Write every line out verbatim and omit the pictures.
■ ■ ■ ■
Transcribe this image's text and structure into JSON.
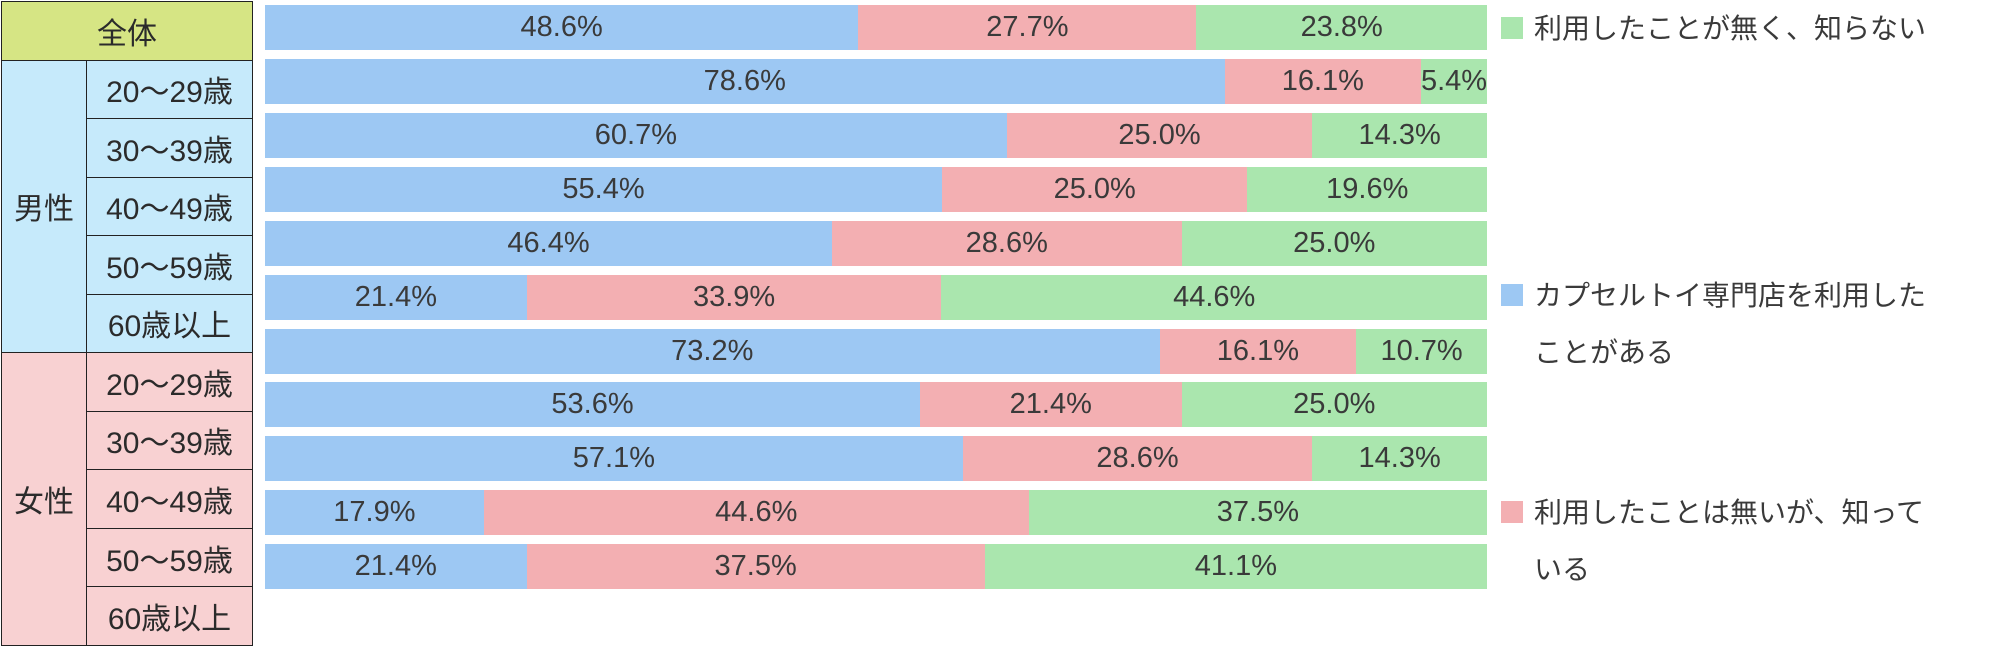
{
  "colors": {
    "series_blue": "#9DC8F3",
    "series_pink": "#F3AFB2",
    "series_green": "#AAE6AE",
    "overall_row_bg": "#D6E584",
    "male_rows_bg": "#C6EAFB",
    "female_rows_bg": "#F8D1D2",
    "table_border": "#222222",
    "label_text": "#3A3A3A"
  },
  "table": {
    "overall_label": "全体",
    "groups": [
      {
        "label": "男性",
        "bg": "#C6EAFB",
        "ages": [
          "20〜29歳",
          "30〜39歳",
          "40〜49歳",
          "50〜59歳",
          "60歳以上"
        ]
      },
      {
        "label": "女性",
        "bg": "#F8D1D2",
        "ages": [
          "20〜29歳",
          "30〜39歳",
          "40〜49歳",
          "50〜59歳",
          "60歳以上"
        ]
      }
    ]
  },
  "legend": [
    {
      "label": "カプセルトイ専門店を利用したことがある",
      "color": "#9DC8F3"
    },
    {
      "label": "利用したことは無いが、知っている",
      "color": "#F3AFB2"
    },
    {
      "label": "利用したことが無く、知らない",
      "color": "#AAE6AE"
    }
  ],
  "chart_data": {
    "type": "bar",
    "orientation": "horizontal",
    "stacked": true,
    "unit": "%",
    "xlim": [
      0,
      100
    ],
    "grid": false,
    "legend_position": "right",
    "value_labels": "inside-center, one decimal + %",
    "categories": [
      "全体",
      "男性 20〜29歳",
      "男性 30〜39歳",
      "男性 40〜49歳",
      "男性 50〜59歳",
      "男性 60歳以上",
      "女性 20〜29歳",
      "女性 30〜39歳",
      "女性 40〜49歳",
      "女性 50〜59歳",
      "女性 60歳以上"
    ],
    "series": [
      {
        "name": "カプセルトイ専門店を利用したことがある",
        "color": "#9DC8F3",
        "values": [
          48.6,
          78.6,
          60.7,
          55.4,
          46.4,
          21.4,
          73.2,
          53.6,
          57.1,
          17.9,
          21.4
        ]
      },
      {
        "name": "利用したことは無いが、知っている",
        "color": "#F3AFB2",
        "values": [
          27.7,
          16.1,
          25.0,
          25.0,
          28.6,
          33.9,
          16.1,
          21.4,
          28.6,
          44.6,
          37.5
        ]
      },
      {
        "name": "利用したことが無く、知らない",
        "color": "#AAE6AE",
        "values": [
          23.8,
          5.4,
          14.3,
          19.6,
          25.0,
          44.6,
          10.7,
          25.0,
          14.3,
          37.5,
          41.1
        ]
      }
    ]
  }
}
■ ■ ■ ■
Output:
Transcribe this image's text and structure into JSON.
{
  "colors": {
    "series_blue": "#9DC8F3",
    "series_pink": "#F3AFB2",
    "series_green": "#AAE6AE",
    "overall_row_bg": "#D6E584",
    "male_rows_bg": "#C6EAFB",
    "female_rows_bg": "#F8D1D2",
    "table_border": "#222222",
    "label_text": "#3A3A3A"
  },
  "table": {
    "overall_label": "全体",
    "groups": [
      {
        "label": "男性",
        "bg": "#C6EAFB",
        "ages": [
          "20〜29歳",
          "30〜39歳",
          "40〜49歳",
          "50〜59歳",
          "60歳以上"
        ]
      },
      {
        "label": "女性",
        "bg": "#F8D1D2",
        "ages": [
          "20〜29歳",
          "30〜39歳",
          "40〜49歳",
          "50〜59歳",
          "60歳以上"
        ]
      }
    ]
  },
  "legend": [
    {
      "label": "カプセルトイ専門店を利用したことがある",
      "color": "#9DC8F3"
    },
    {
      "label": "利用したことは無いが、知っている",
      "color": "#F3AFB2"
    },
    {
      "label": "利用したことが無く、知らない",
      "color": "#AAE6AE"
    }
  ],
  "chart_data": {
    "type": "bar",
    "orientation": "horizontal",
    "stacked": true,
    "unit": "%",
    "xlim": [
      0,
      100
    ],
    "grid": false,
    "legend_position": "right",
    "value_labels": "inside-center, one decimal + %",
    "categories": [
      "全体",
      "男性 20〜29歳",
      "男性 30〜39歳",
      "男性 40〜49歳",
      "男性 50〜59歳",
      "男性 60歳以上",
      "女性 20〜29歳",
      "女性 30〜39歳",
      "女性 40〜49歳",
      "女性 50〜59歳",
      "女性 60歳以上"
    ],
    "series": [
      {
        "name": "カプセルトイ専門店を利用したことがある",
        "color": "#9DC8F3",
        "values": [
          48.6,
          78.6,
          60.7,
          55.4,
          46.4,
          21.4,
          73.2,
          53.6,
          57.1,
          17.9,
          21.4
        ]
      },
      {
        "name": "利用したことは無いが、知っている",
        "color": "#F3AFB2",
        "values": [
          27.7,
          16.1,
          25.0,
          25.0,
          28.6,
          33.9,
          16.1,
          21.4,
          28.6,
          44.6,
          37.5
        ]
      },
      {
        "name": "利用したことが無く、知らない",
        "color": "#AAE6AE",
        "values": [
          23.8,
          5.4,
          14.3,
          19.6,
          25.0,
          44.6,
          10.7,
          25.0,
          14.3,
          37.5,
          41.1
        ]
      }
    ]
  }
}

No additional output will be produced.